Task to complete → Say how many lines include the word "durch", using only a number.

----

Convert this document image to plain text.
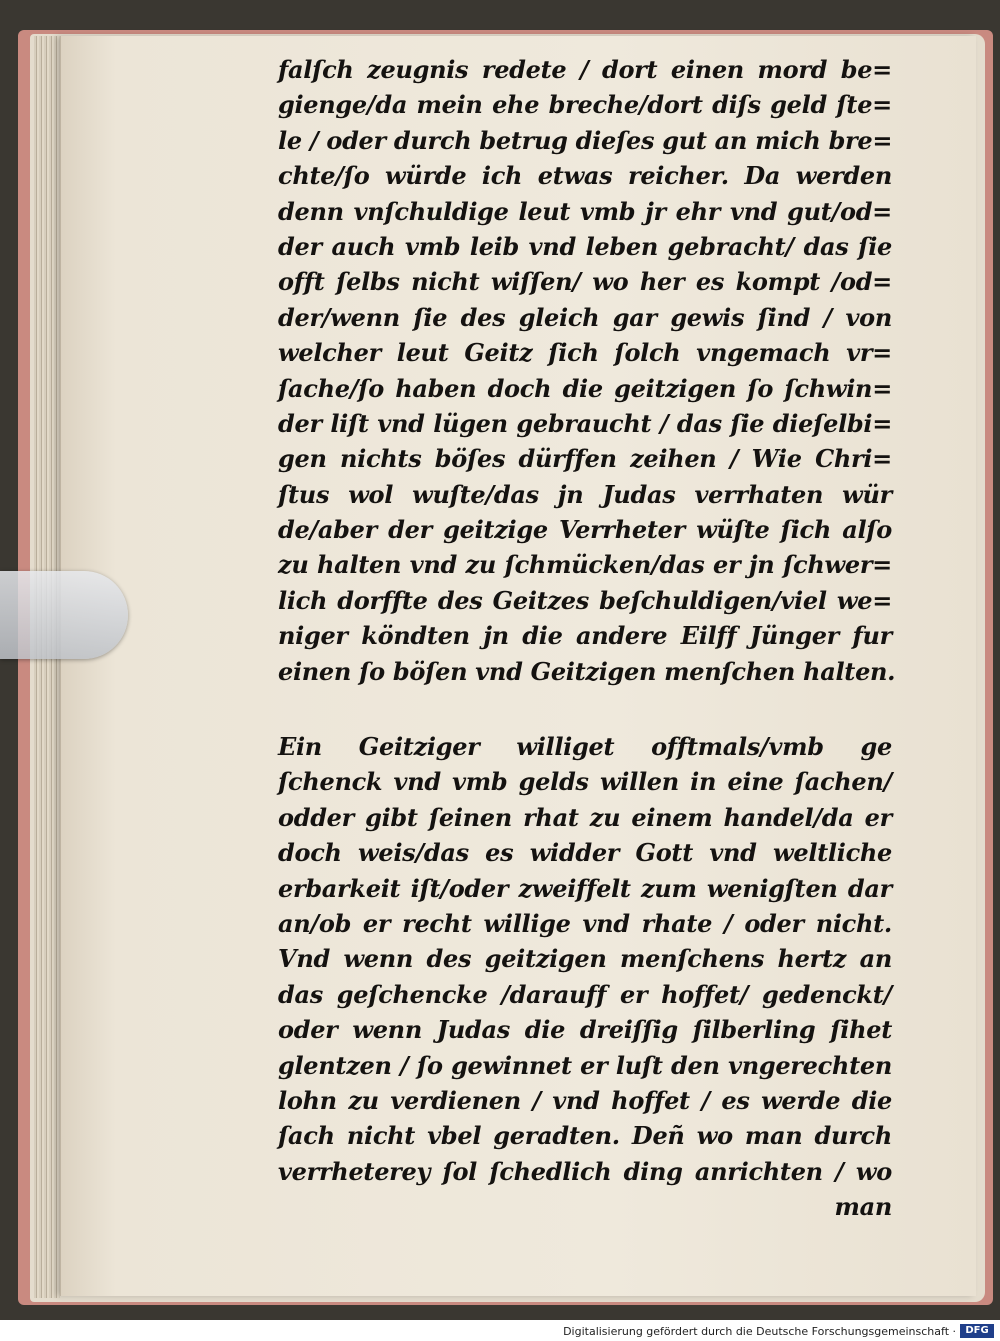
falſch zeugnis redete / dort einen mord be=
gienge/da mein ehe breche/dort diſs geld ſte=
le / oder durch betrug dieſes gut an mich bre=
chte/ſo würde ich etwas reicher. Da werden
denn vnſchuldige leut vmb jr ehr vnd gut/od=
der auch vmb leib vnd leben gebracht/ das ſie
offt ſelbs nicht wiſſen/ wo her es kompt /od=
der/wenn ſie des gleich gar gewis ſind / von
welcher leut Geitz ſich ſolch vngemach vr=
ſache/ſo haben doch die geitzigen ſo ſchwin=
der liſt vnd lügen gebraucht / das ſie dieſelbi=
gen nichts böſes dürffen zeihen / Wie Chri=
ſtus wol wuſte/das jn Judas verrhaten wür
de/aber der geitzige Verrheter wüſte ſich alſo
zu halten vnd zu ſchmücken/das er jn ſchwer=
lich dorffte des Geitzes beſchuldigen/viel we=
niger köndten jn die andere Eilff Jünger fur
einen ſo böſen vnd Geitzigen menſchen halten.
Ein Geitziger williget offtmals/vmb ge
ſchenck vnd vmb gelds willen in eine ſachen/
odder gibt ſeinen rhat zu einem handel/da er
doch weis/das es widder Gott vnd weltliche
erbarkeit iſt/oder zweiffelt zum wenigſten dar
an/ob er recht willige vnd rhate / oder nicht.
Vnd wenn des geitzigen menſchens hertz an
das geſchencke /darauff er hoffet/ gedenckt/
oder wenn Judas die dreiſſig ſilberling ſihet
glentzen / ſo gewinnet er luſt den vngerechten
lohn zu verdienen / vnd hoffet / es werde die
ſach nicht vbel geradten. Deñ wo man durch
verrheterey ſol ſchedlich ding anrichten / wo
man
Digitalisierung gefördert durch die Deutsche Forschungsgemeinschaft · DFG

----

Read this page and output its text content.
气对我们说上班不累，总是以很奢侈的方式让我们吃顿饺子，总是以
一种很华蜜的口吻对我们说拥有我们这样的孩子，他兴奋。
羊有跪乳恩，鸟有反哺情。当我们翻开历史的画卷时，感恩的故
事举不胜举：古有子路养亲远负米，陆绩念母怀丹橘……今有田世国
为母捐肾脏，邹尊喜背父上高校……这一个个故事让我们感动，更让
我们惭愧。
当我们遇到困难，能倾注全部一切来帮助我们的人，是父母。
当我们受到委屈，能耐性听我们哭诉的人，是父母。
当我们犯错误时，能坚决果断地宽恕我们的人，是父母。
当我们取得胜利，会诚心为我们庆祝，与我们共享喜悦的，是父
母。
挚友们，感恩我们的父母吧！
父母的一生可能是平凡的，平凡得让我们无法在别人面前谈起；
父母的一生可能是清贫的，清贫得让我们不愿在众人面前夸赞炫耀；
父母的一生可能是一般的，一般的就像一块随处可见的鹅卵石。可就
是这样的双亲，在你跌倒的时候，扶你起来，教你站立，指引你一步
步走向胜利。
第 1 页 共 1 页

----

Result of this task → 3